» Records for this task
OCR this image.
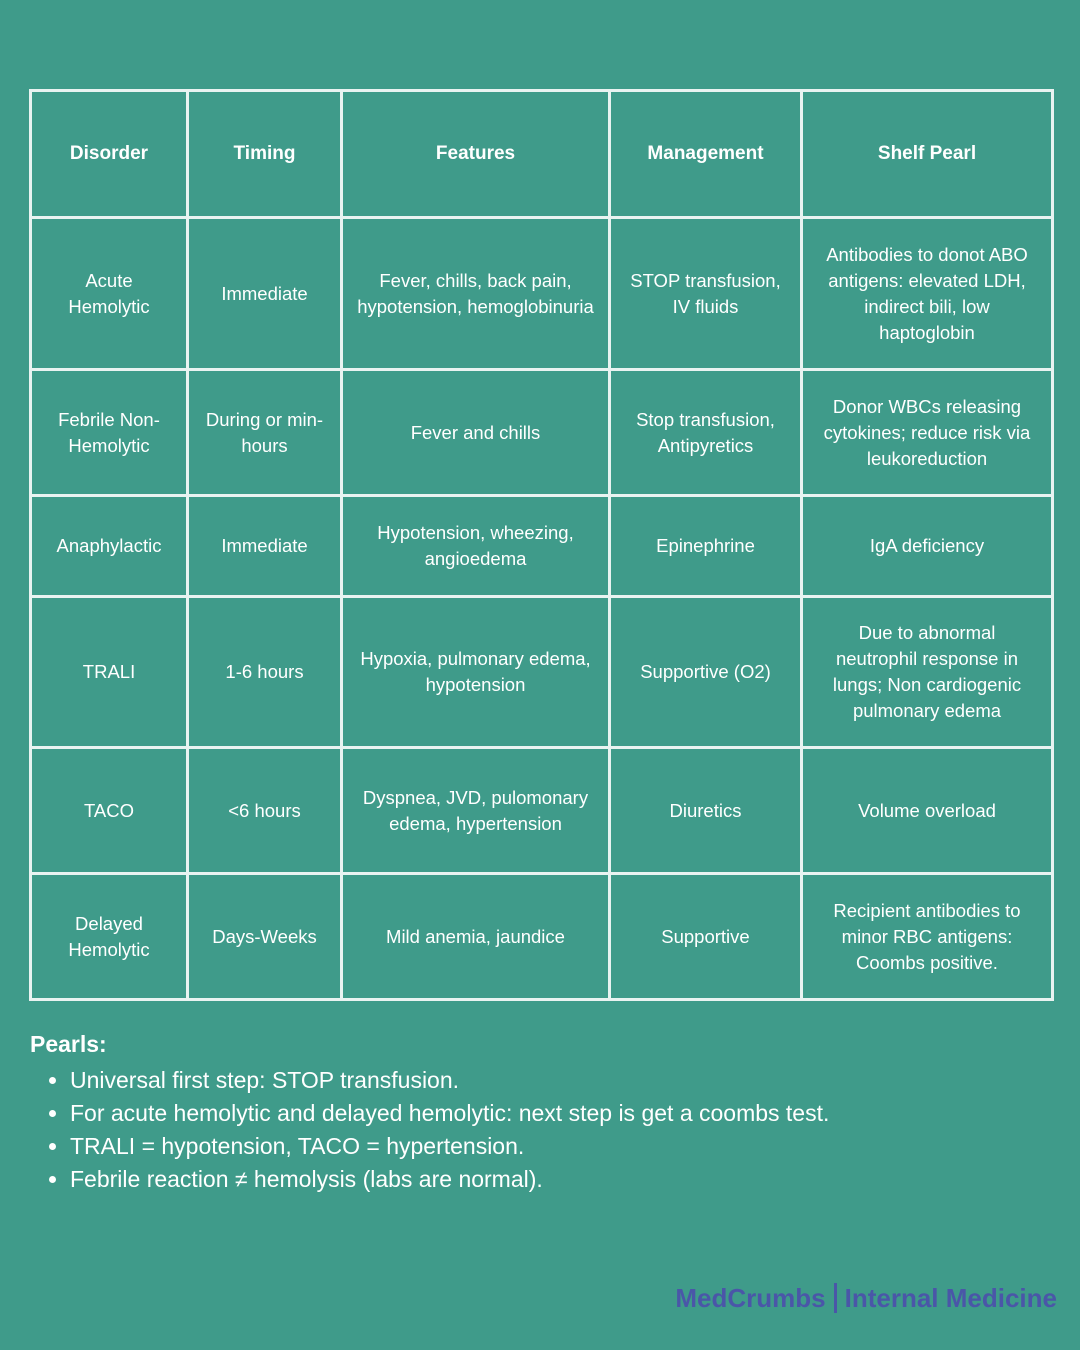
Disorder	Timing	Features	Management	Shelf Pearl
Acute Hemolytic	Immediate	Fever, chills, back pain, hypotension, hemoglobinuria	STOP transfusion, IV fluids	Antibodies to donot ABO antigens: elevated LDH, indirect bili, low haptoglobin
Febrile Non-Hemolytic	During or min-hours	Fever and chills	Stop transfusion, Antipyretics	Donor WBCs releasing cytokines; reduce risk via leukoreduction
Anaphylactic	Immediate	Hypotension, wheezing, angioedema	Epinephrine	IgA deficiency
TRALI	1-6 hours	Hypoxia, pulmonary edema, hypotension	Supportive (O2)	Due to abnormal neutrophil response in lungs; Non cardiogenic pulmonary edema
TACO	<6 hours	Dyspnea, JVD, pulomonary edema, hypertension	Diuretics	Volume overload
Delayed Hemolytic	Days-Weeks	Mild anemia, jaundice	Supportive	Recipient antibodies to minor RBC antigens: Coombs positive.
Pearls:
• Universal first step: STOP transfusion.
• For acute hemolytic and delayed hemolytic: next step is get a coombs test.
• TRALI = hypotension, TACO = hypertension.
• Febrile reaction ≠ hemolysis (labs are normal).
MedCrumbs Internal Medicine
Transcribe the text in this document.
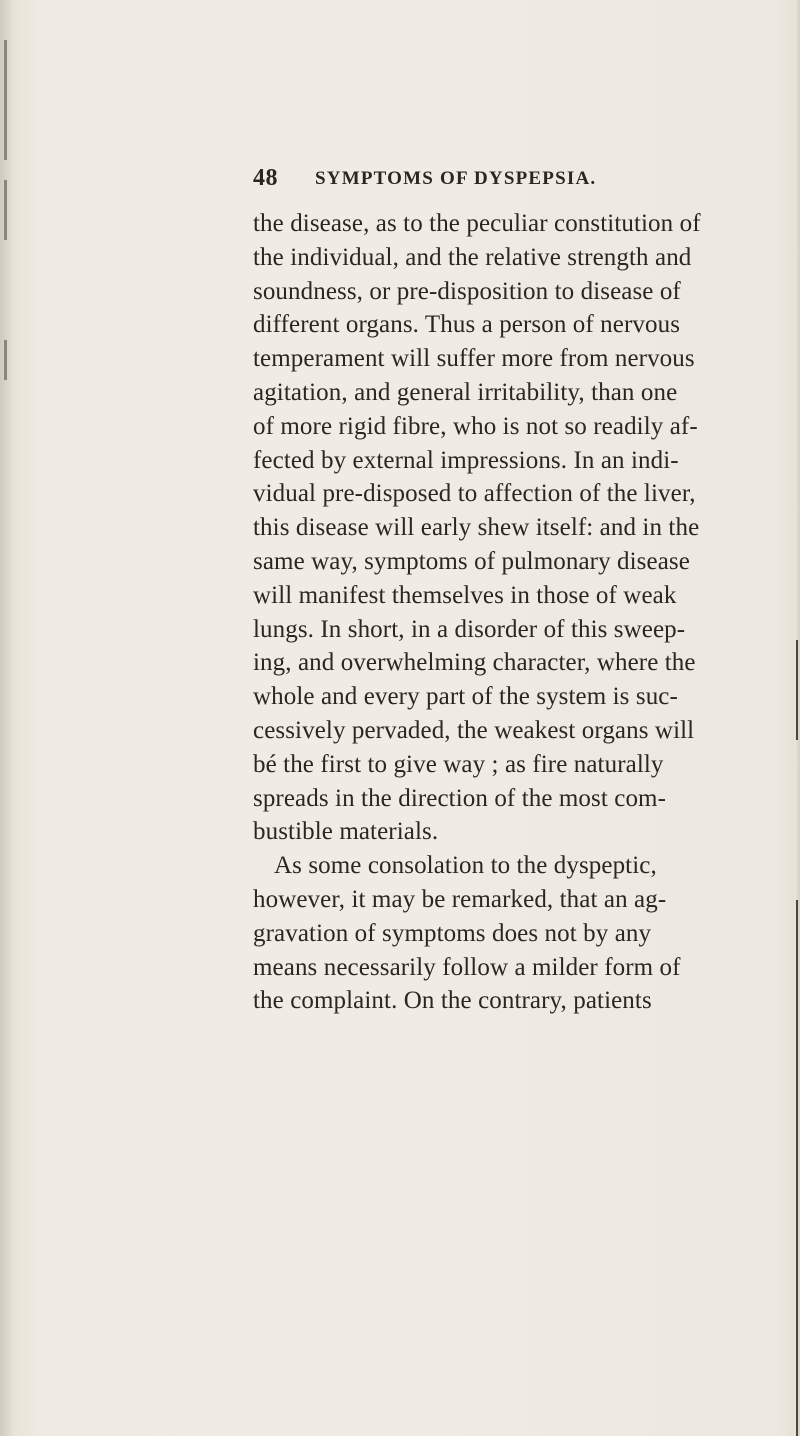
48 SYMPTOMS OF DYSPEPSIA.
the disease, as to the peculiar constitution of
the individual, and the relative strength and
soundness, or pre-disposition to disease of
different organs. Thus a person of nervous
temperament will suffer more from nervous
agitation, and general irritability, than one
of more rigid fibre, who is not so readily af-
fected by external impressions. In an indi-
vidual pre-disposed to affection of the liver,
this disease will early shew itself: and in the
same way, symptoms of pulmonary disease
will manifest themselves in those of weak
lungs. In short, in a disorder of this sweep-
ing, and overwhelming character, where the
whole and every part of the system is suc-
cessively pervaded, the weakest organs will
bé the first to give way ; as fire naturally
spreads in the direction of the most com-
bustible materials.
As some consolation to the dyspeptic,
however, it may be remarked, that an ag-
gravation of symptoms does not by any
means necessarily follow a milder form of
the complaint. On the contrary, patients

» What you should do
From the line with "Transcribe the text in this document." through the final line of the data above, copy everything exactly, both ends included, but not the pictures.

» Result of the task
Transcribe the text in this document.
48 SYMPTOMS OF DYSPEPSIA.
the disease, as to the peculiar constitution of
the individual, and the relative strength and
soundness, or pre-disposition to disease of
different organs. Thus a person of nervous
temperament will suffer more from nervous
agitation, and general irritability, than one
of more rigid fibre, who is not so readily af-
fected by external impressions. In an indi-
vidual pre-disposed to affection of the liver,
this disease will early shew itself: and in the
same way, symptoms of pulmonary disease
will manifest themselves in those of weak
lungs. In short, in a disorder of this sweep-
ing, and overwhelming character, where the
whole and every part of the system is suc-
cessively pervaded, the weakest organs will
bé the first to give way ; as fire naturally
spreads in the direction of the most com-
bustible materials.
As some consolation to the dyspeptic,
however, it may be remarked, that an ag-
gravation of symptoms does not by any
means necessarily follow a milder form of
the complaint. On the contrary, patients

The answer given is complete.